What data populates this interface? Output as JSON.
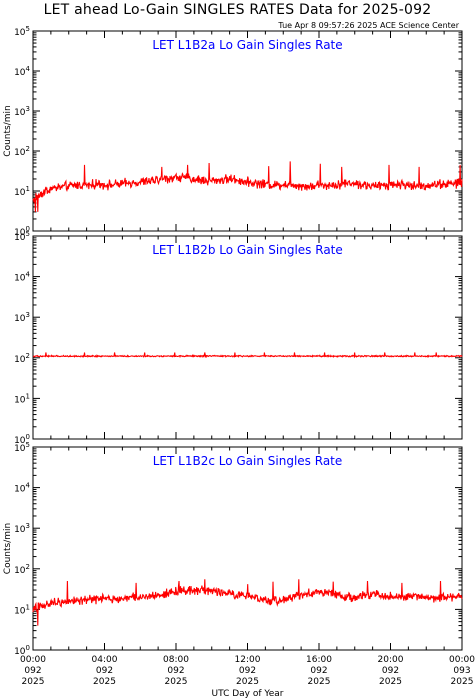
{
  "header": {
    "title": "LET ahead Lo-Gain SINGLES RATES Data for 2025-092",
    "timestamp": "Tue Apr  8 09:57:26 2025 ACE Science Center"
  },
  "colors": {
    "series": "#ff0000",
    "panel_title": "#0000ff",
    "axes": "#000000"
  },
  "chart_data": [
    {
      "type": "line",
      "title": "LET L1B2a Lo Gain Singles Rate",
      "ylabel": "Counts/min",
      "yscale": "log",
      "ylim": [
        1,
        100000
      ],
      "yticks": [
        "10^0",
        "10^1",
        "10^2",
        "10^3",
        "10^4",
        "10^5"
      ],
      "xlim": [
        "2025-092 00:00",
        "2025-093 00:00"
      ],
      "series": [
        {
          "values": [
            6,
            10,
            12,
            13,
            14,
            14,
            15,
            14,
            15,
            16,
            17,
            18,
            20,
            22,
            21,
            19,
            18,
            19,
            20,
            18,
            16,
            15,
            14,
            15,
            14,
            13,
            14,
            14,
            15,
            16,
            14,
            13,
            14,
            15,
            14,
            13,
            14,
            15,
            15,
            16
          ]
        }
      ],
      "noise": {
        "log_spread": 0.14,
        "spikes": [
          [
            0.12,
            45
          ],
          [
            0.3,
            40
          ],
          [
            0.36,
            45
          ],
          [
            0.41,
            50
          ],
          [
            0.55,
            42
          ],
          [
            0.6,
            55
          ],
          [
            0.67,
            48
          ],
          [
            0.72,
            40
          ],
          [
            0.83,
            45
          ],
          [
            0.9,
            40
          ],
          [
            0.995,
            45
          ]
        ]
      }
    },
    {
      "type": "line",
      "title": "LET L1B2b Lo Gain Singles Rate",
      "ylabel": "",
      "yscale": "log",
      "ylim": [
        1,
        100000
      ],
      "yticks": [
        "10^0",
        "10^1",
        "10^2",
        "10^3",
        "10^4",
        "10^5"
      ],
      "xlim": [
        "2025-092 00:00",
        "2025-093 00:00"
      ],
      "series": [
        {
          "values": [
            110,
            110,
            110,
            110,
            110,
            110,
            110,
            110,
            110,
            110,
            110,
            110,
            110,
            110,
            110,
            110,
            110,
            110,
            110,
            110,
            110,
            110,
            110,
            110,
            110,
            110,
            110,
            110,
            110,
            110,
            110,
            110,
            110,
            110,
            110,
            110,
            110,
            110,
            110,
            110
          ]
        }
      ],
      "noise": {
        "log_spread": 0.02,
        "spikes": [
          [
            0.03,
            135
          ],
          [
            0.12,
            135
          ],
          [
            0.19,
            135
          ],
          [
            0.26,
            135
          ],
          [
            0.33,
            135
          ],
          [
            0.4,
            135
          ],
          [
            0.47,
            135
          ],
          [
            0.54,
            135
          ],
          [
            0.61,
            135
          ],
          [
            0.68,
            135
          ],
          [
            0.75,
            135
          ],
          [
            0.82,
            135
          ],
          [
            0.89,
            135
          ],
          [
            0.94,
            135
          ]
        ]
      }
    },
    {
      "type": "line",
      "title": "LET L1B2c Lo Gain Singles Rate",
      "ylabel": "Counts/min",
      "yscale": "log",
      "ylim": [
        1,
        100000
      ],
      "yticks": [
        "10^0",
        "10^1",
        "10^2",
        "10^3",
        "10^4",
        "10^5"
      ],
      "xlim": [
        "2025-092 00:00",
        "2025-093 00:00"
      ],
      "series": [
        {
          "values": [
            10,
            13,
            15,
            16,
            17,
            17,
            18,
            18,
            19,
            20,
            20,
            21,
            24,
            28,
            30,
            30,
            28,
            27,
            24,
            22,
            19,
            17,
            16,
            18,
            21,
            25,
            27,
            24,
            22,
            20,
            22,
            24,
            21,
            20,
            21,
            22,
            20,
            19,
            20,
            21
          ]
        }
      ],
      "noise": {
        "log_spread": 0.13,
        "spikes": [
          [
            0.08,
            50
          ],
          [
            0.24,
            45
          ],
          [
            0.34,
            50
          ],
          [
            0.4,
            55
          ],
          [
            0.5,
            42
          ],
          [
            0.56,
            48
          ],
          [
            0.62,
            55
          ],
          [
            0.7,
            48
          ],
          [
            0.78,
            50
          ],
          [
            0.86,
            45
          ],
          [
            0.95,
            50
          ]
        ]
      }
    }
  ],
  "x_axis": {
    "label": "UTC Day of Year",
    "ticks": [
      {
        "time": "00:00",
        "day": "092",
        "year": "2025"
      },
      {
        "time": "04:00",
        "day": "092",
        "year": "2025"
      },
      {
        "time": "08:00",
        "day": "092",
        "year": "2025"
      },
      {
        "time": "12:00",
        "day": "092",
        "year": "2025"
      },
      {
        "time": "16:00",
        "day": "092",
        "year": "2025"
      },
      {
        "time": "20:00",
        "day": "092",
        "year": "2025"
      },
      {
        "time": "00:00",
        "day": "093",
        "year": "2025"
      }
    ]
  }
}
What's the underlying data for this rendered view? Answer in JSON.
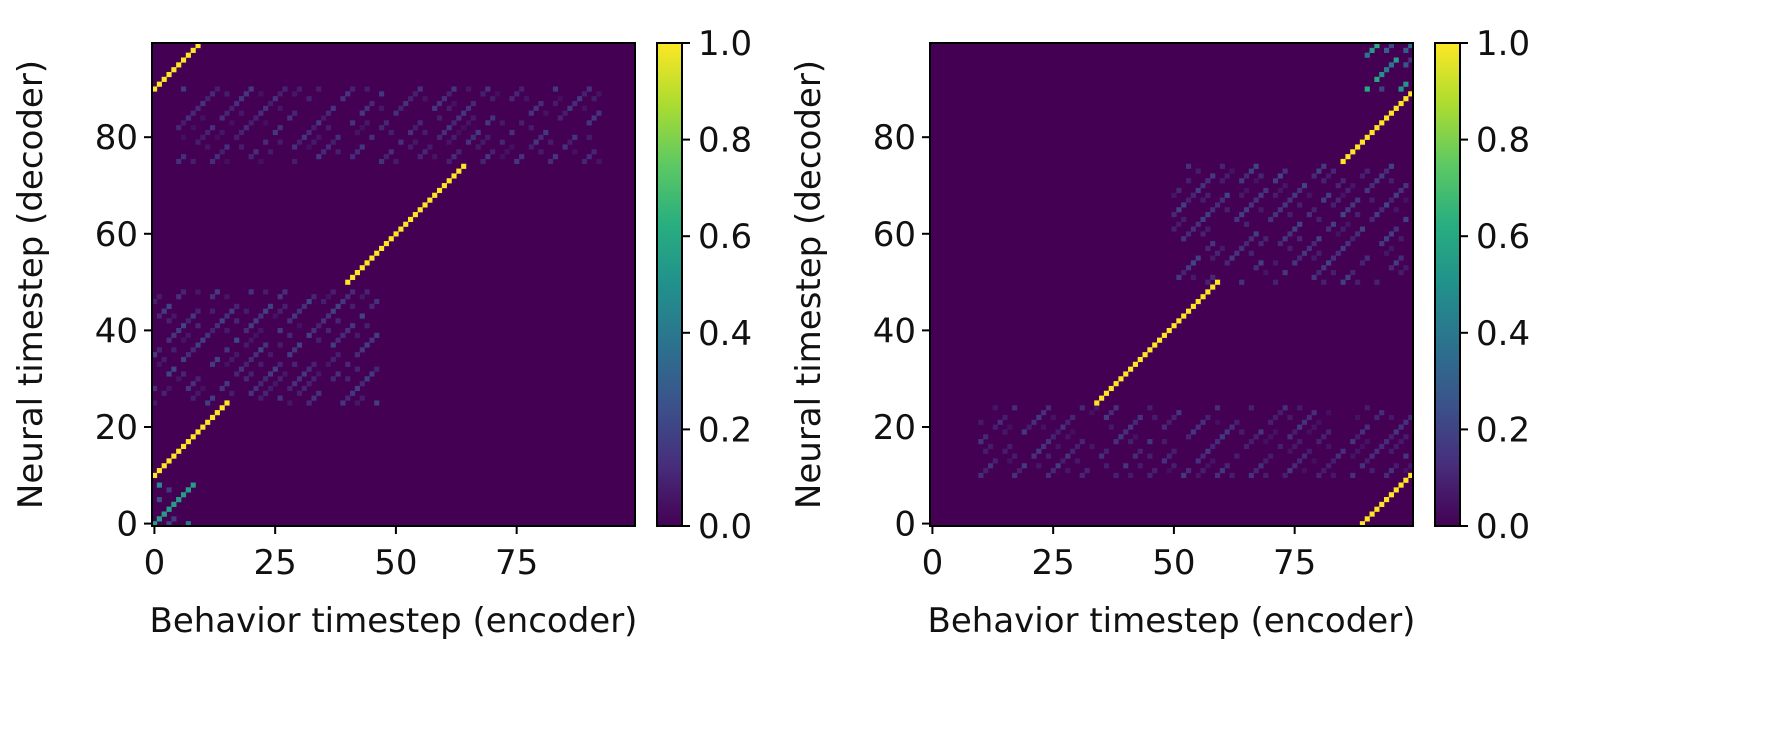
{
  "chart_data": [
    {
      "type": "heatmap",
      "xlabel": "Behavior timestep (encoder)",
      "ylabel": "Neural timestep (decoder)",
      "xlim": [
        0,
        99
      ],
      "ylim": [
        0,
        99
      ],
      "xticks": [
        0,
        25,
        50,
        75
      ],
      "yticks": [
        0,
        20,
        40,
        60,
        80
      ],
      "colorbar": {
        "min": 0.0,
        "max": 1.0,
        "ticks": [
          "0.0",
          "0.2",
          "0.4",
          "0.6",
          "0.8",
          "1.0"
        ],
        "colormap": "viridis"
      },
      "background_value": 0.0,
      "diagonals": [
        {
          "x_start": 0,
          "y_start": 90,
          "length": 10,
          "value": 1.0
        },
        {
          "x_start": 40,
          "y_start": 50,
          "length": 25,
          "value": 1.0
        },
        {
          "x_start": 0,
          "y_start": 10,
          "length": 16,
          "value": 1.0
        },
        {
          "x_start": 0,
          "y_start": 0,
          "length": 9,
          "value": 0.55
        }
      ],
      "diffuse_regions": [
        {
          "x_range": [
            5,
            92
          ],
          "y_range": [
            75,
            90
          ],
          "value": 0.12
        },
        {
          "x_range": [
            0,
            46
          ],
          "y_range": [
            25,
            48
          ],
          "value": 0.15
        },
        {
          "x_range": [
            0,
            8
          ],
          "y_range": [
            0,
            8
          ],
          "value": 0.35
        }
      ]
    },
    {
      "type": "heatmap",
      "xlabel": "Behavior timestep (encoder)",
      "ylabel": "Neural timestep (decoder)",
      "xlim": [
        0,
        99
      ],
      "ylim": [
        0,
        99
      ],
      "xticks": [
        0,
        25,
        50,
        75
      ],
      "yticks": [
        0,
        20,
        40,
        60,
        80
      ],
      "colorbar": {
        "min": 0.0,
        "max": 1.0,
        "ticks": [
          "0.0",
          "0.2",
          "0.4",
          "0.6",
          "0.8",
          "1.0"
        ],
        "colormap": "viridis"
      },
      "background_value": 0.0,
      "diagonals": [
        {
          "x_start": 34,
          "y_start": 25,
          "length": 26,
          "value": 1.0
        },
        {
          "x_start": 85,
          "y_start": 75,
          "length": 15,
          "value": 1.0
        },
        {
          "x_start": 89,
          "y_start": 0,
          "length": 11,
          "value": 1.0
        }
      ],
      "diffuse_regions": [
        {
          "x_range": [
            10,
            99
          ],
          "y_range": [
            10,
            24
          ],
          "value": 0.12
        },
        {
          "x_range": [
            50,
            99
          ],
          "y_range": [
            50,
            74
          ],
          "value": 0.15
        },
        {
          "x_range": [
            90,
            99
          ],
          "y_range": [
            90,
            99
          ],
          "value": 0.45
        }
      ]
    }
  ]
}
+ + + + +
> **Task to carry out**: Copy out the data above exactly, except the pictures.

> **Exercise result**:
What data populates this interface? Output as JSON.
{
  "header": {
    "title": "LET ahead Lo-Gain SINGLES RATES Data for 2025-092",
    "timestamp": "Tue Apr  8 09:57:26 2025 ACE Science Center"
  },
  "colors": {
    "series": "#ff0000",
    "panel_title": "#0000ff",
    "axes": "#000000"
  },
  "chart_data": [
    {
      "type": "line",
      "title": "LET L1B2a Lo Gain Singles Rate",
      "ylabel": "Counts/min",
      "yscale": "log",
      "ylim": [
        1,
        100000
      ],
      "yticks": [
        "10^0",
        "10^1",
        "10^2",
        "10^3",
        "10^4",
        "10^5"
      ],
      "xlim": [
        "2025-092 00:00",
        "2025-093 00:00"
      ],
      "series": [
        {
          "values": [
            6,
            10,
            12,
            13,
            14,
            14,
            15,
            14,
            15,
            16,
            17,
            18,
            20,
            22,
            21,
            19,
            18,
            19,
            20,
            18,
            16,
            15,
            14,
            15,
            14,
            13,
            14,
            14,
            15,
            16,
            14,
            13,
            14,
            15,
            14,
            13,
            14,
            15,
            15,
            16
          ]
        }
      ],
      "noise": {
        "log_spread": 0.14,
        "spikes": [
          [
            0.12,
            45
          ],
          [
            0.3,
            40
          ],
          [
            0.36,
            45
          ],
          [
            0.41,
            50
          ],
          [
            0.55,
            42
          ],
          [
            0.6,
            55
          ],
          [
            0.67,
            48
          ],
          [
            0.72,
            40
          ],
          [
            0.83,
            45
          ],
          [
            0.9,
            40
          ],
          [
            0.995,
            45
          ]
        ]
      }
    },
    {
      "type": "line",
      "title": "LET L1B2b Lo Gain Singles Rate",
      "ylabel": "",
      "yscale": "log",
      "ylim": [
        1,
        100000
      ],
      "yticks": [
        "10^0",
        "10^1",
        "10^2",
        "10^3",
        "10^4",
        "10^5"
      ],
      "xlim": [
        "2025-092 00:00",
        "2025-093 00:00"
      ],
      "series": [
        {
          "values": [
            110,
            110,
            110,
            110,
            110,
            110,
            110,
            110,
            110,
            110,
            110,
            110,
            110,
            110,
            110,
            110,
            110,
            110,
            110,
            110,
            110,
            110,
            110,
            110,
            110,
            110,
            110,
            110,
            110,
            110,
            110,
            110,
            110,
            110,
            110,
            110,
            110,
            110,
            110,
            110
          ]
        }
      ],
      "noise": {
        "log_spread": 0.02,
        "spikes": [
          [
            0.03,
            135
          ],
          [
            0.12,
            135
          ],
          [
            0.19,
            135
          ],
          [
            0.26,
            135
          ],
          [
            0.33,
            135
          ],
          [
            0.4,
            135
          ],
          [
            0.47,
            135
          ],
          [
            0.54,
            135
          ],
          [
            0.61,
            135
          ],
          [
            0.68,
            135
          ],
          [
            0.75,
            135
          ],
          [
            0.82,
            135
          ],
          [
            0.89,
            135
          ],
          [
            0.94,
            135
          ]
        ]
      }
    },
    {
      "type": "line",
      "title": "LET L1B2c Lo Gain Singles Rate",
      "ylabel": "Counts/min",
      "yscale": "log",
      "ylim": [
        1,
        100000
      ],
      "yticks": [
        "10^0",
        "10^1",
        "10^2",
        "10^3",
        "10^4",
        "10^5"
      ],
      "xlim": [
        "2025-092 00:00",
        "2025-093 00:00"
      ],
      "series": [
        {
          "values": [
            10,
            13,
            15,
            16,
            17,
            17,
            18,
            18,
            19,
            20,
            20,
            21,
            24,
            28,
            30,
            30,
            28,
            27,
            24,
            22,
            19,
            17,
            16,
            18,
            21,
            25,
            27,
            24,
            22,
            20,
            22,
            24,
            21,
            20,
            21,
            22,
            20,
            19,
            20,
            21
          ]
        }
      ],
      "noise": {
        "log_spread": 0.13,
        "spikes": [
          [
            0.08,
            50
          ],
          [
            0.24,
            45
          ],
          [
            0.34,
            50
          ],
          [
            0.4,
            55
          ],
          [
            0.5,
            42
          ],
          [
            0.56,
            48
          ],
          [
            0.62,
            55
          ],
          [
            0.7,
            48
          ],
          [
            0.78,
            50
          ],
          [
            0.86,
            45
          ],
          [
            0.95,
            50
          ]
        ]
      }
    }
  ],
  "x_axis": {
    "label": "UTC Day of Year",
    "ticks": [
      {
        "time": "00:00",
        "day": "092",
        "year": "2025"
      },
      {
        "time": "04:00",
        "day": "092",
        "year": "2025"
      },
      {
        "time": "08:00",
        "day": "092",
        "year": "2025"
      },
      {
        "time": "12:00",
        "day": "092",
        "year": "2025"
      },
      {
        "time": "16:00",
        "day": "092",
        "year": "2025"
      },
      {
        "time": "20:00",
        "day": "092",
        "year": "2025"
      },
      {
        "time": "00:00",
        "day": "093",
        "year": "2025"
      }
    ]
  }
}
What's the underlying data for this rendered view? Answer in JSON.
{
  "chart_data": [
    {
      "type": "heatmap",
      "xlabel": "Behavior timestep (encoder)",
      "ylabel": "Neural timestep (decoder)",
      "xlim": [
        0,
        99
      ],
      "ylim": [
        0,
        99
      ],
      "xticks": [
        0,
        25,
        50,
        75
      ],
      "yticks": [
        0,
        20,
        40,
        60,
        80
      ],
      "colorbar": {
        "min": 0.0,
        "max": 1.0,
        "ticks": [
          "0.0",
          "0.2",
          "0.4",
          "0.6",
          "0.8",
          "1.0"
        ],
        "colormap": "viridis"
      },
      "background_value": 0.0,
      "diagonals": [
        {
          "x_start": 0,
          "y_start": 90,
          "length": 10,
          "value": 1.0
        },
        {
          "x_start": 40,
          "y_start": 50,
          "length": 25,
          "value": 1.0
        },
        {
          "x_start": 0,
          "y_start": 10,
          "length": 16,
          "value": 1.0
        },
        {
          "x_start": 0,
          "y_start": 0,
          "length": 9,
          "value": 0.55
        }
      ],
      "diffuse_regions": [
        {
          "x_range": [
            5,
            92
          ],
          "y_range": [
            75,
            90
          ],
          "value": 0.12
        },
        {
          "x_range": [
            0,
            46
          ],
          "y_range": [
            25,
            48
          ],
          "value": 0.15
        },
        {
          "x_range": [
            0,
            8
          ],
          "y_range": [
            0,
            8
          ],
          "value": 0.35
        }
      ]
    },
    {
      "type": "heatmap",
      "xlabel": "Behavior timestep (encoder)",
      "ylabel": "Neural timestep (decoder)",
      "xlim": [
        0,
        99
      ],
      "ylim": [
        0,
        99
      ],
      "xticks": [
        0,
        25,
        50,
        75
      ],
      "yticks": [
        0,
        20,
        40,
        60,
        80
      ],
      "colorbar": {
        "min": 0.0,
        "max": 1.0,
        "ticks": [
          "0.0",
          "0.2",
          "0.4",
          "0.6",
          "0.8",
          "1.0"
        ],
        "colormap": "viridis"
      },
      "background_value": 0.0,
      "diagonals": [
        {
          "x_start": 34,
          "y_start": 25,
          "length": 26,
          "value": 1.0
        },
        {
          "x_start": 85,
          "y_start": 75,
          "length": 15,
          "value": 1.0
        },
        {
          "x_start": 89,
          "y_start": 0,
          "length": 11,
          "value": 1.0
        }
      ],
      "diffuse_regions": [
        {
          "x_range": [
            10,
            99
          ],
          "y_range": [
            10,
            24
          ],
          "value": 0.12
        },
        {
          "x_range": [
            50,
            99
          ],
          "y_range": [
            50,
            74
          ],
          "value": 0.15
        },
        {
          "x_range": [
            90,
            99
          ],
          "y_range": [
            90,
            99
          ],
          "value": 0.45
        }
      ]
    }
  ]
}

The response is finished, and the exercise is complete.